• [Provided passage]:
========================================
The South Australian Chamber of Mines and Energy (SACOME) is a not-for-profit, non-government organisation founded in 1979. It represents over 100 companies involved in mining, petroleum, energy and associated services in South Australia.

== Role and activities ==
SACOME’s core function is to represent and advocate for the interests of the resources and energy sector in South Australia, with a focus on economic growth, investment, and industry sustainability.

Its activities include:
- Policy development and submissions to government
- Industry coordination through committees covering mining, exploration, and energy
- Stakeholder engagement with government, regulators and the community
- Publication of policy documents and strategic plans
- Support for workforce development and education initiatives

The organisation also promotes collaboration between industry and government to address regulatory challenges and enable project development across both traditional and emerging sectors.

==Policy and advocacy==

SACOME develops policy positions on issues affecting the resources sector, including energy systems, infrastructure, and regulatory reform.

Recent priorities include:
- Energy reliability and affordability
- Development of critical minerals and metals supply chains
- Investment in infrastructure corridors
- Support for major projects such as the Northern Water Project
- Development of low‑carbon industries, including hydrogen and green iron and steel
- Workforce and skills development

SACOME also advocates for regulatory frameworks that support investment certainty and project development, emphasising the economic contribution of the resources sector.

=== Joint electricity purchasing group ===
SACOME established an electricity buying group of 27 South Australian businesses in 2017 to secure reliable electricity supply arrangements for its members at competitive prices. On 8 June 2018, an eight-year supply contract was signed with renewable energy retailer SIMEC ZEN Energy.
========================================
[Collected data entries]
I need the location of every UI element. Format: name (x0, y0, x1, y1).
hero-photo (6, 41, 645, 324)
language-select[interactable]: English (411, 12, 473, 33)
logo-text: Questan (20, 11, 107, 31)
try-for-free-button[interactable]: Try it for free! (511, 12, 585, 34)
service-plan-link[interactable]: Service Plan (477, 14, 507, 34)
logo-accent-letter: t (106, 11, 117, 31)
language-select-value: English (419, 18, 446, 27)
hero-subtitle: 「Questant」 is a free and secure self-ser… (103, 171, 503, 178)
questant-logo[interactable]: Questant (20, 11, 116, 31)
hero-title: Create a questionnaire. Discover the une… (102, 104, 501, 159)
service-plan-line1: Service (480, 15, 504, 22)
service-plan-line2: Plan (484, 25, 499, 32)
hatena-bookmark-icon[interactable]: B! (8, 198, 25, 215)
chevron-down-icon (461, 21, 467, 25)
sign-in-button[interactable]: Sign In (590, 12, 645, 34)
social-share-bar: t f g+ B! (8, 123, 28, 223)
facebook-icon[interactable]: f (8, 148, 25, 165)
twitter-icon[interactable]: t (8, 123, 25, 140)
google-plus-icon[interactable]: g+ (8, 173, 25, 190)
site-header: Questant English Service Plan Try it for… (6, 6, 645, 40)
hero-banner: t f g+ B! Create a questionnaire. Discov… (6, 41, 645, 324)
========================================
• [Work instruction 1]: According to the SACOME article, in what year was the South Australian Chamber of Mines and Energy founded?
• [Work instruction 2]: Write a continuation of the SACOME article, beginning right after its final sentence.

• [Answer section 1]: It was founded in 1979.

• [Answer section 2]:
== Dirt TV awards ==
In 2014, SACOME launched Dirt TV, a competition to encourage school students in years 7 to 12 to produce short videos creatively promoting the resources sector. The inaugural award was won by high school students James Haskard and Daniel Blake of Concordia College. 14 entries were received and resource company sponsors provided a total prize pool of $10,000. The competition ran from 2014 to 2016.

== Council ==
SACOME is governed by a Council comprising representatives from member organisations, which sets the strategic direction of the association.

As of 2026:
- President: Carl Kavina
- Chief Executive Officer: Catherine Mooney (appointed December 2025)

The organisation operates from Adelaide with a small executive team supporting its advocacy and member services.

===Past councils===

2014:
- John Roberts – Mithril Resources (President)
- Terry Burgess – OZ Minerals (Vice President)
- Alice McCleary- Archer Exploration (Vice President)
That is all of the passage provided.